Stated exercise> Extract each line of the records below that contains the word "document".

(Data entries)

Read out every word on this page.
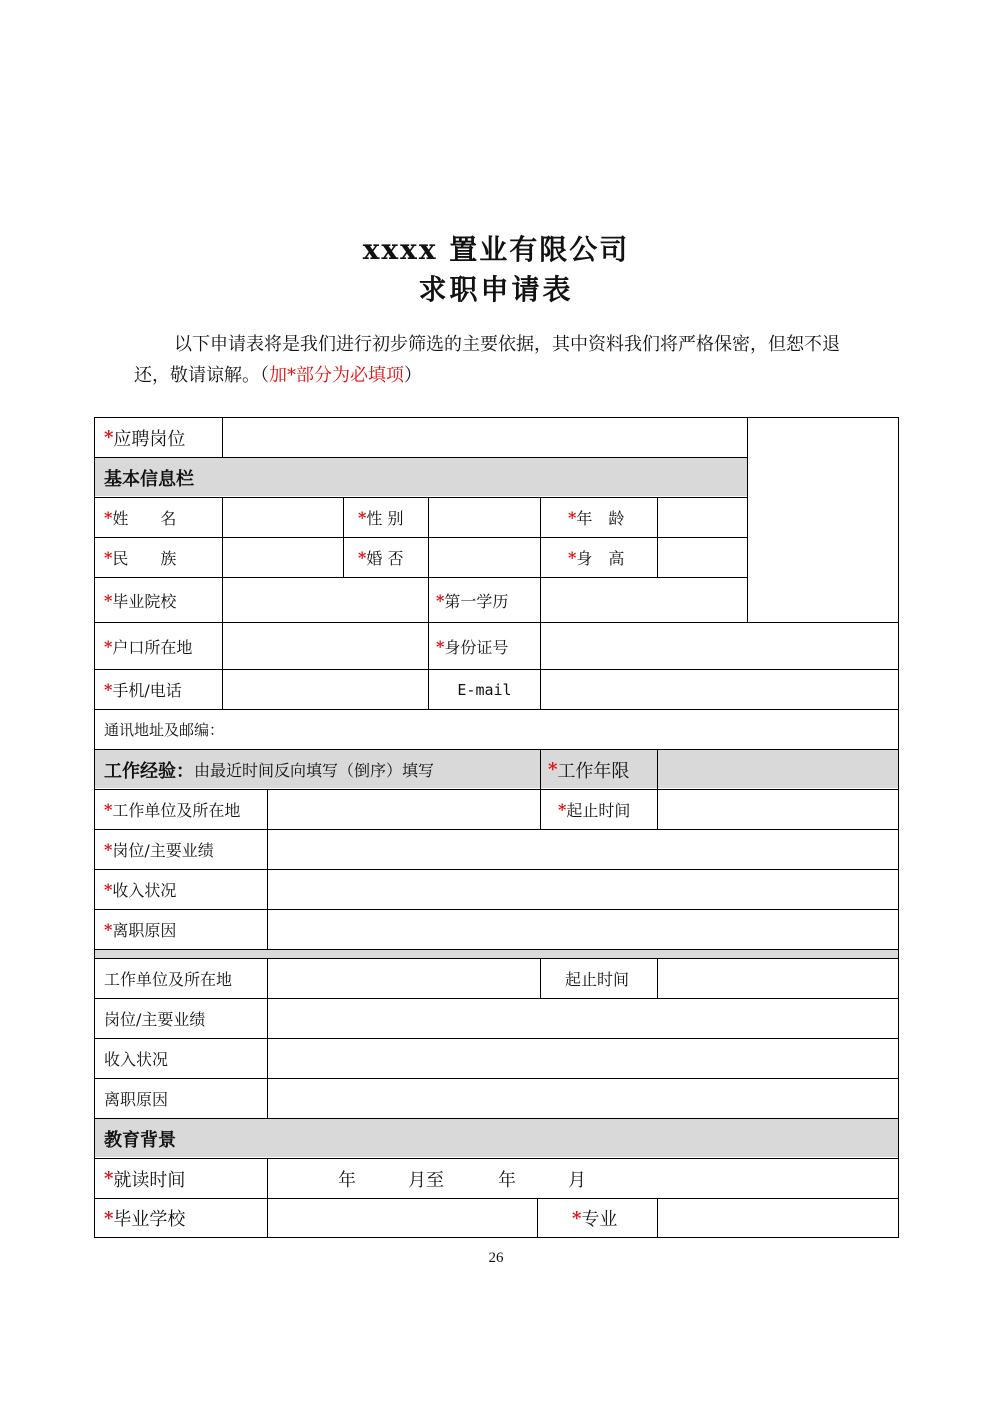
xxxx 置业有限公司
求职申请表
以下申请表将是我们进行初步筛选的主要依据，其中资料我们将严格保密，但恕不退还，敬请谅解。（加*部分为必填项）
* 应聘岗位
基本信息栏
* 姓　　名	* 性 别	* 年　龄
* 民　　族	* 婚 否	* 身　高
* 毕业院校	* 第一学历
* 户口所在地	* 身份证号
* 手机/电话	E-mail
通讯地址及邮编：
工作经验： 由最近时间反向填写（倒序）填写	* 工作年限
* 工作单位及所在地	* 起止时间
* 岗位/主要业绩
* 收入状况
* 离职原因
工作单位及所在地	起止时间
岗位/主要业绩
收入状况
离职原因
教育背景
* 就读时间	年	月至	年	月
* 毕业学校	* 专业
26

* * *

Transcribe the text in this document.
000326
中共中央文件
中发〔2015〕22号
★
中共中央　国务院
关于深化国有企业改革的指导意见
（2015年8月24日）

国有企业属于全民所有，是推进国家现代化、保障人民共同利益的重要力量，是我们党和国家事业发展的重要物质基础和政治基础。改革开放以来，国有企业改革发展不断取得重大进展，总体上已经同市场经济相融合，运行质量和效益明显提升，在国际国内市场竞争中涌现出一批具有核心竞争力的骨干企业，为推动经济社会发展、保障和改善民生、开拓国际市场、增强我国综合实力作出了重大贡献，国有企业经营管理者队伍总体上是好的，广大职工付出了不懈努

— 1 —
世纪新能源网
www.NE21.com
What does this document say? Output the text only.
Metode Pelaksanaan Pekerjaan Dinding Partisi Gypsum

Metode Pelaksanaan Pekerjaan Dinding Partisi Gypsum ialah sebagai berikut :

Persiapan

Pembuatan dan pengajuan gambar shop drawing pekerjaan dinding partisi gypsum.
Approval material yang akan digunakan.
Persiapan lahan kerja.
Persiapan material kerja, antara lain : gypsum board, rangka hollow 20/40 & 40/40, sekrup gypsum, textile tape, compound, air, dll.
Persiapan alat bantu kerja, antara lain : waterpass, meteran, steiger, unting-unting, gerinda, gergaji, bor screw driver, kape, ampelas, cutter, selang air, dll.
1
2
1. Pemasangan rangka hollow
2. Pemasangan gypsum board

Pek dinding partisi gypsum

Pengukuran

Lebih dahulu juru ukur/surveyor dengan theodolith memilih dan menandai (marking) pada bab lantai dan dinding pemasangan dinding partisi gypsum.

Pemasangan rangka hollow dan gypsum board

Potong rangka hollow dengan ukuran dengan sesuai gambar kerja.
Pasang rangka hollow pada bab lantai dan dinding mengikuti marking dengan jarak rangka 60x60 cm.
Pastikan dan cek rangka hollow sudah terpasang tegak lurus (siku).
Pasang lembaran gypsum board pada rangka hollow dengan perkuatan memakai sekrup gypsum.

---

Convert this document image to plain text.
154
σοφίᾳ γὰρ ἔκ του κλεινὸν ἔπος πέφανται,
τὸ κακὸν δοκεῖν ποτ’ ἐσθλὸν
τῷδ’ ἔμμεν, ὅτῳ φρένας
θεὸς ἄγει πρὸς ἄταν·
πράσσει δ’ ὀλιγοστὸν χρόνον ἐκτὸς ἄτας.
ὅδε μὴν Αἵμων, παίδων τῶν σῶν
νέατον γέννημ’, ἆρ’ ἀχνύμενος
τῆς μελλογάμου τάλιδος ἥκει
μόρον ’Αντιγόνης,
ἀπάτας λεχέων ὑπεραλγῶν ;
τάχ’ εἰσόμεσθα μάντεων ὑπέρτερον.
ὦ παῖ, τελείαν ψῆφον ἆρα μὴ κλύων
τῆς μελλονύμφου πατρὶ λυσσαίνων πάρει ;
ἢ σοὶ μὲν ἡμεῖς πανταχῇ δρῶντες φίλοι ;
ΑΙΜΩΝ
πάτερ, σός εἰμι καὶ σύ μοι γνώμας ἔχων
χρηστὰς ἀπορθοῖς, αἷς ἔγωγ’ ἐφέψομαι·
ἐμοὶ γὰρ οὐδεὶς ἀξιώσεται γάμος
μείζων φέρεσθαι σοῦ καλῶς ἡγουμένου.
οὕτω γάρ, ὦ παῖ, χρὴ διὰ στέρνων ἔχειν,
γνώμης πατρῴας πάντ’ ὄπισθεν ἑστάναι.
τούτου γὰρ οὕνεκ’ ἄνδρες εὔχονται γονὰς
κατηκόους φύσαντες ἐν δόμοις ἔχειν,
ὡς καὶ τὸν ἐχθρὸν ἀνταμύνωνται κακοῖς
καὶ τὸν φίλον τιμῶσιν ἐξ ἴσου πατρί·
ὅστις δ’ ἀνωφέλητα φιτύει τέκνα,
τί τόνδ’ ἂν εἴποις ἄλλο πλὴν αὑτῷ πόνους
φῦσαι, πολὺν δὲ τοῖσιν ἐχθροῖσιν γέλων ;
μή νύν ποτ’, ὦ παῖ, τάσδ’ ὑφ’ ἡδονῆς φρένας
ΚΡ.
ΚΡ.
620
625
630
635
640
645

Result of this task>
Transcribe the text in this document.
What does this document say? Output the text only.
Convert this document image to plain text.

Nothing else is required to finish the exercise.